(Records contained in a dataset)
○ ○ ○

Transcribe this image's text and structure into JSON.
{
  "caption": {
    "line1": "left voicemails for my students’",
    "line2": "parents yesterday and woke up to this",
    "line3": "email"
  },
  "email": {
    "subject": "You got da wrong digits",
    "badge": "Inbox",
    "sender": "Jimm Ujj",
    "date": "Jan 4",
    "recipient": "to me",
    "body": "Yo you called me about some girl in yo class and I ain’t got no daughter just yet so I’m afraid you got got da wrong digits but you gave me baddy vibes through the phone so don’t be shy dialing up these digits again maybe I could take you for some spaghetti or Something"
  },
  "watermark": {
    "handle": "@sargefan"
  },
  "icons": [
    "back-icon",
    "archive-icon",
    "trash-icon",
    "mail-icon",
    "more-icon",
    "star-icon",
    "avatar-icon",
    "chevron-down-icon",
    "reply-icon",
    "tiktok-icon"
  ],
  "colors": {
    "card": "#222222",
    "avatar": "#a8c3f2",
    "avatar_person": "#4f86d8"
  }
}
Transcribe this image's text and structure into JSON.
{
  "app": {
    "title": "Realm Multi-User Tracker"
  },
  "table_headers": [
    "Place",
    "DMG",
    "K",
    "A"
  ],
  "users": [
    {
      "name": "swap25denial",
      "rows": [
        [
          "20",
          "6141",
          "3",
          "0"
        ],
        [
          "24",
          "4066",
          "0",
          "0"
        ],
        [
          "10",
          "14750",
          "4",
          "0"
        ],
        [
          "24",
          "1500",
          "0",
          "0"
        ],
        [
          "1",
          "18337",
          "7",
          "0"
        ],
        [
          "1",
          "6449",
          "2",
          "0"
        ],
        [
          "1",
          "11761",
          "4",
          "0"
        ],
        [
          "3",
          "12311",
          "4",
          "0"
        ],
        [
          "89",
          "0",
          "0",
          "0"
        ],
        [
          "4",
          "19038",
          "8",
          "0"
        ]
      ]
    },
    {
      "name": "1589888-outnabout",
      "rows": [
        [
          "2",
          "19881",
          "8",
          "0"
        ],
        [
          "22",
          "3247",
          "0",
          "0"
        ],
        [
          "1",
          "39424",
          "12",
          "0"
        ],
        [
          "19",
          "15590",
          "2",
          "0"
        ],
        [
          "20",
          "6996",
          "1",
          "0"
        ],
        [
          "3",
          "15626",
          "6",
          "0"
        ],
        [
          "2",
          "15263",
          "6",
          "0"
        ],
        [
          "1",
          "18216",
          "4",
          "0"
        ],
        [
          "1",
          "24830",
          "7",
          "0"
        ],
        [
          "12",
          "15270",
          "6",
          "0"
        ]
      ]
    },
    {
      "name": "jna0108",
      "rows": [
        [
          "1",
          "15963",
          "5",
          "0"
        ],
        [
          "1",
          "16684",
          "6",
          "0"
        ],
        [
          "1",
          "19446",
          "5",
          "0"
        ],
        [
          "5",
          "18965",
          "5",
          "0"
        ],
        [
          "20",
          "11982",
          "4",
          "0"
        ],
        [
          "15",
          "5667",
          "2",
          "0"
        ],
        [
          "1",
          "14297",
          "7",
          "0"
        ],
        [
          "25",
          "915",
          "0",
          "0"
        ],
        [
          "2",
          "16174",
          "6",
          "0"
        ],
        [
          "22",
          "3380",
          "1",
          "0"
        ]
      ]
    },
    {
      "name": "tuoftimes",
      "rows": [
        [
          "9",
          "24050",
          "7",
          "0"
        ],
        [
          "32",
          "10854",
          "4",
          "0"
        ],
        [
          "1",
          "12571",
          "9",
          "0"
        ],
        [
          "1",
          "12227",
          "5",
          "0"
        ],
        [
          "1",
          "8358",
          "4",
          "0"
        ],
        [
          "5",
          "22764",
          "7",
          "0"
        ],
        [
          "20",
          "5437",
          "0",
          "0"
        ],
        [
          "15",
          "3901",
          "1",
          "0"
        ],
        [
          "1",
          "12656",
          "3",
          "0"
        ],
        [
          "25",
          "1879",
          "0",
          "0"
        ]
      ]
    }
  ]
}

○ ○ ○

◆ EXERCISE REQUIREMENTS: Repeat each record in full; every line must match exactly.

◆ THE OUTPUT:
Transcribe this image's text and structure into JSON.
{
  "caption": {
    "line1": "left voicemails for my students’",
    "line2": "parents yesterday and woke up to this",
    "line3": "email"
  },
  "email": {
    "subject": "You got da wrong digits",
    "badge": "Inbox",
    "sender": "Jimm Ujj",
    "date": "Jan 4",
    "recipient": "to me",
    "body": "Yo you called me about some girl in yo class and I ain’t got no daughter just yet so I’m afraid you got got da wrong digits but you gave me baddy vibes through the phone so don’t be shy dialing up these digits again maybe I could take you for some spaghetti or Something"
  },
  "watermark": {
    "handle": "@sargefan"
  },
  "icons": [
    "back-icon",
    "archive-icon",
    "trash-icon",
    "mail-icon",
    "more-icon",
    "star-icon",
    "avatar-icon",
    "chevron-down-icon",
    "reply-icon",
    "tiktok-icon"
  ],
  "colors": {
    "card": "#222222",
    "avatar": "#a8c3f2",
    "avatar_person": "#4f86d8"
  }
}
Transcribe this image's text and structure into JSON.
{
  "app": {
    "title": "Realm Multi-User Tracker"
  },
  "table_headers": [
    "Place",
    "DMG",
    "K",
    "A"
  ],
  "users": [
    {
      "name": "swap25denial",
      "rows": [
        [
          "20",
          "6141",
          "3",
          "0"
        ],
        [
          "24",
          "4066",
          "0",
          "0"
        ],
        [
          "10",
          "14750",
          "4",
          "0"
        ],
        [
          "24",
          "1500",
          "0",
          "0"
        ],
        [
          "1",
          "18337",
          "7",
          "0"
        ],
        [
          "1",
          "6449",
          "2",
          "0"
        ],
        [
          "1",
          "11761",
          "4",
          "0"
        ],
        [
          "3",
          "12311",
          "4",
          "0"
        ],
        [
          "89",
          "0",
          "0",
          "0"
        ],
        [
          "4",
          "19038",
          "8",
          "0"
        ]
      ]
    },
    {
      "name": "1589888-outnabout",
      "rows": [
        [
          "2",
          "19881",
          "8",
          "0"
        ],
        [
          "22",
          "3247",
          "0",
          "0"
        ],
        [
          "1",
          "39424",
          "12",
          "0"
        ],
        [
          "19",
          "15590",
          "2",
          "0"
        ],
        [
          "20",
          "6996",
          "1",
          "0"
        ],
        [
          "3",
          "15626",
          "6",
          "0"
        ],
        [
          "2",
          "15263",
          "6",
          "0"
        ],
        [
          "1",
          "18216",
          "4",
          "0"
        ],
        [
          "1",
          "24830",
          "7",
          "0"
        ],
        [
          "12",
          "15270",
          "6",
          "0"
        ]
      ]
    },
    {
      "name": "jna0108",
      "rows": [
        [
          "1",
          "15963",
          "5",
          "0"
        ],
        [
          "1",
          "16684",
          "6",
          "0"
        ],
        [
          "1",
          "19446",
          "5",
          "0"
        ],
        [
          "5",
          "18965",
          "5",
          "0"
        ],
        [
          "20",
          "11982",
          "4",
          "0"
        ],
        [
          "15",
          "5667",
          "2",
          "0"
        ],
        [
          "1",
          "14297",
          "7",
          "0"
        ],
        [
          "25",
          "915",
          "0",
          "0"
        ],
        [
          "2",
          "16174",
          "6",
          "0"
        ],
        [
          "22",
          "3380",
          "1",
          "0"
        ]
      ]
    },
    {
      "name": "tuoftimes",
      "rows": [
        [
          "9",
          "24050",
          "7",
          "0"
        ],
        [
          "32",
          "10854",
          "4",
          "0"
        ],
        [
          "1",
          "12571",
          "9",
          "0"
        ],
        [
          "1",
          "12227",
          "5",
          "0"
        ],
        [
          "1",
          "8358",
          "4",
          "0"
        ],
        [
          "5",
          "22764",
          "7",
          "0"
        ],
        [
          "20",
          "5437",
          "0",
          "0"
        ],
        [
          "15",
          "3901",
          "1",
          "0"
        ],
        [
          "1",
          "12656",
          "3",
          "0"
        ],
        [
          "25",
          "1879",
          "0",
          "0"
        ]
      ]
    }
  ]
}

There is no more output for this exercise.